- Selected text
* * *

The 2016 census mentions that there are 73,000 Tamils in Australia, with 40 per cent of these from Sri Lanka and 35 per cent from India. The remainder come from various countries namely Malaysia, Singapore, Canada, USA, South Africa, Fiji and Mauritius. The census also recorded 0.23 per cent of the population claiming to speak Tamil at home. Not surprisingly, the Tamil language is an approved subject for the Year 12 examination.
In 2011, some Tamil Catholics in Adelaide came together to look into the feasibility of starting a monthly Tamil Mass. This inspiration grew out of the desire to serve the growing number of Tamil-speaking Catholic families and the availability and readiness of Tamil-speaking religious sisters and priests to support and commit to it.
The Adelaide Tamil Catholic Community (ATCC) was formed in late 2011, with the blessings of then Archbishop Philip Wilson. The inaugural Mass was celebrated by Fr Anthoni Adimai in The Annunciation Church, Hectorville, on November 13 2011.
The main mission of the ATCC is to provide spiritual support and inspiration to the Tamil-speaking parishioners. However, irrespective of their country of origin and nationality, everyone is welcome to participate in the Mass and other celebrations.
The ATCC started with four families and has since grown to a dozen. The founding members formed a choir to lead in the worship and make music to praise the Lord. Over the years more singers and instrumentalists have joined the choir. Some of the spiritual activities and celebrations include monthly Mass on the second Sunday at 3pm in The Annunciation Church. This Mass is preceded by confession and adoration. During the Mass individual and family intentions are mentioned in the prayer of the faithful.
After Mass everyone is welcome to share in light refreshments, where birthdays or special events such as baptism are celebrated in the church hall.
During Lent, the Stations of the Cross in Tamil precedes the Mass. The Easter and Christmas Mass in particular is celebrated in grandeur by sharing a meal and exchanging gifts after Mass.
The community celebrates the Blessed Mother’s birthday and/or Our Lady of Valankkani feast. In 2015, a well wisher donated a statue of our Lady of Valankkani and subsequently a chariot was made to carry Our Lady of Good Health. In that year, a small procession was organised on Our Lady’s feast day.

* * *

- Dataset excerpt
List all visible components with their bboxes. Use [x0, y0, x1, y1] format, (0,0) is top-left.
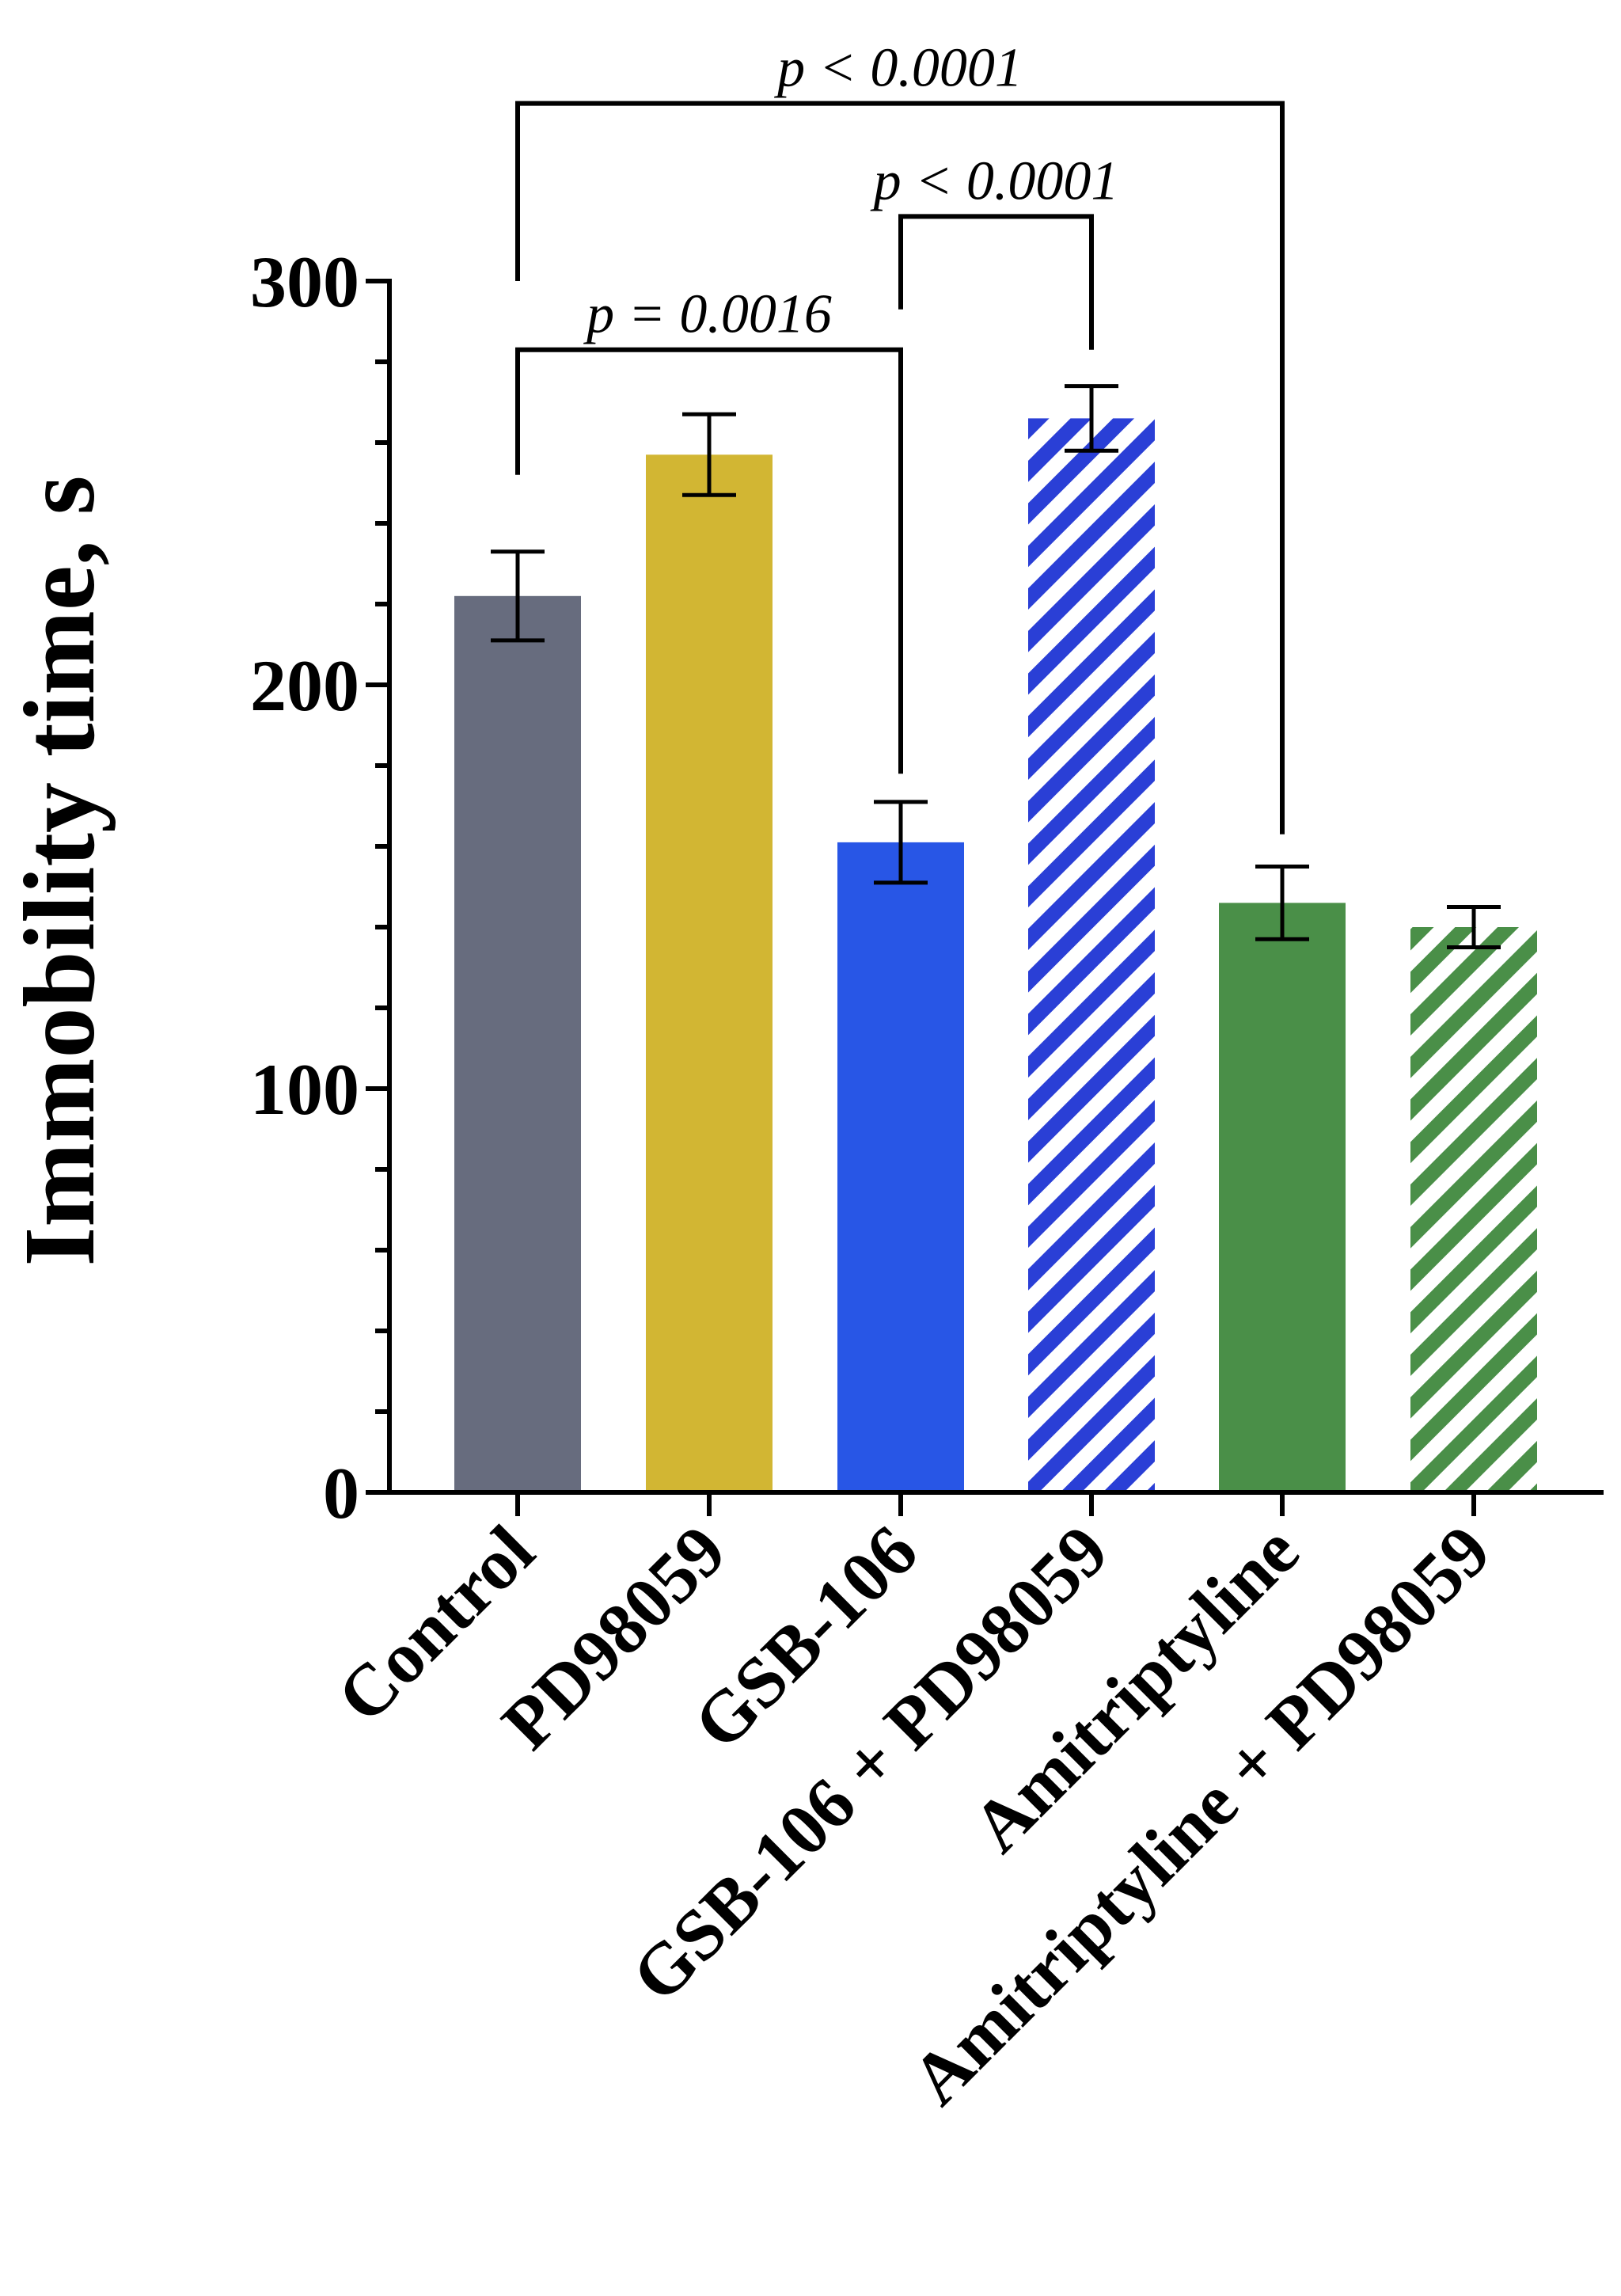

* * *

- Tasks to complete
**A)** In the passage on the Adelaide Tamil Catholic Community, who celebrated the inaugural Mass?
**B)** Transcribe everything in the passage on the Adelaide Tamil Catholic Community from "In 2011, some" down to "commit to it.".

- Solutions below
**A)** Fr Anthoni Adimai

**B)**
In 2011, some Tamil Catholics in Adelaide came together to look into the feasibility of starting a monthly Tamil Mass. This inspiration grew out of the desire to serve the growing number of Tamil-speaking Catholic families and the availability and readiness of Tamil-speaking religious sisters and priests to support and commit to it.